→ What to work on: Omit all images, then return the remaining material exactly as it stands.

(Excerpts from a figure dataset)
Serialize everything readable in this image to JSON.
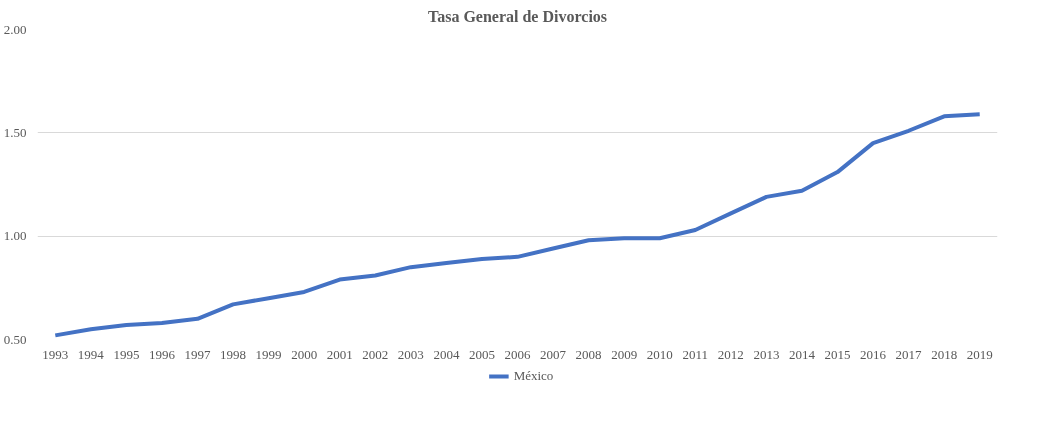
{
  "chart_data": {
    "type": "line",
    "title": "Tasa General de Divorcios",
    "categories": [
      "1993",
      "1994",
      "1995",
      "1996",
      "1997",
      "1998",
      "1999",
      "2000",
      "2001",
      "2002",
      "2003",
      "2004",
      "2005",
      "2006",
      "2007",
      "2008",
      "2009",
      "2010",
      "2011",
      "2012",
      "2013",
      "2014",
      "2015",
      "2016",
      "2017",
      "2018",
      "2019"
    ],
    "series": [
      {
        "name": "México",
        "color": "#4472c4",
        "values": [
          0.52,
          0.55,
          0.57,
          0.58,
          0.6,
          0.67,
          0.7,
          0.73,
          0.79,
          0.81,
          0.85,
          0.87,
          0.89,
          0.9,
          0.94,
          0.98,
          0.99,
          0.99,
          1.03,
          1.11,
          1.19,
          1.22,
          1.31,
          1.45,
          1.51,
          1.58,
          1.59
        ]
      }
    ],
    "ylim": [
      0.5,
      2.0
    ],
    "yticks": [
      {
        "value": 0.5,
        "label": "0.50"
      },
      {
        "value": 1.0,
        "label": "1.00"
      },
      {
        "value": 1.5,
        "label": "1.50"
      },
      {
        "value": 2.0,
        "label": "2.00"
      }
    ],
    "grid": "y",
    "legend": "bottom",
    "marker": "none",
    "line_style": "solid"
  }
}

→ Full response:
Serialize everything readable in this image to JSON.
{
  "chart_data": {
    "type": "line",
    "title": "Tasa General de Divorcios",
    "categories": [
      "1993",
      "1994",
      "1995",
      "1996",
      "1997",
      "1998",
      "1999",
      "2000",
      "2001",
      "2002",
      "2003",
      "2004",
      "2005",
      "2006",
      "2007",
      "2008",
      "2009",
      "2010",
      "2011",
      "2012",
      "2013",
      "2014",
      "2015",
      "2016",
      "2017",
      "2018",
      "2019"
    ],
    "series": [
      {
        "name": "México",
        "color": "#4472c4",
        "values": [
          0.52,
          0.55,
          0.57,
          0.58,
          0.6,
          0.67,
          0.7,
          0.73,
          0.79,
          0.81,
          0.85,
          0.87,
          0.89,
          0.9,
          0.94,
          0.98,
          0.99,
          0.99,
          1.03,
          1.11,
          1.19,
          1.22,
          1.31,
          1.45,
          1.51,
          1.58,
          1.59
        ]
      }
    ],
    "ylim": [
      0.5,
      2.0
    ],
    "yticks": [
      {
        "value": 0.5,
        "label": "0.50"
      },
      {
        "value": 1.0,
        "label": "1.00"
      },
      {
        "value": 1.5,
        "label": "1.50"
      },
      {
        "value": 2.0,
        "label": "2.00"
      }
    ],
    "grid": "y",
    "legend": "bottom",
    "marker": "none",
    "line_style": "solid"
  }
}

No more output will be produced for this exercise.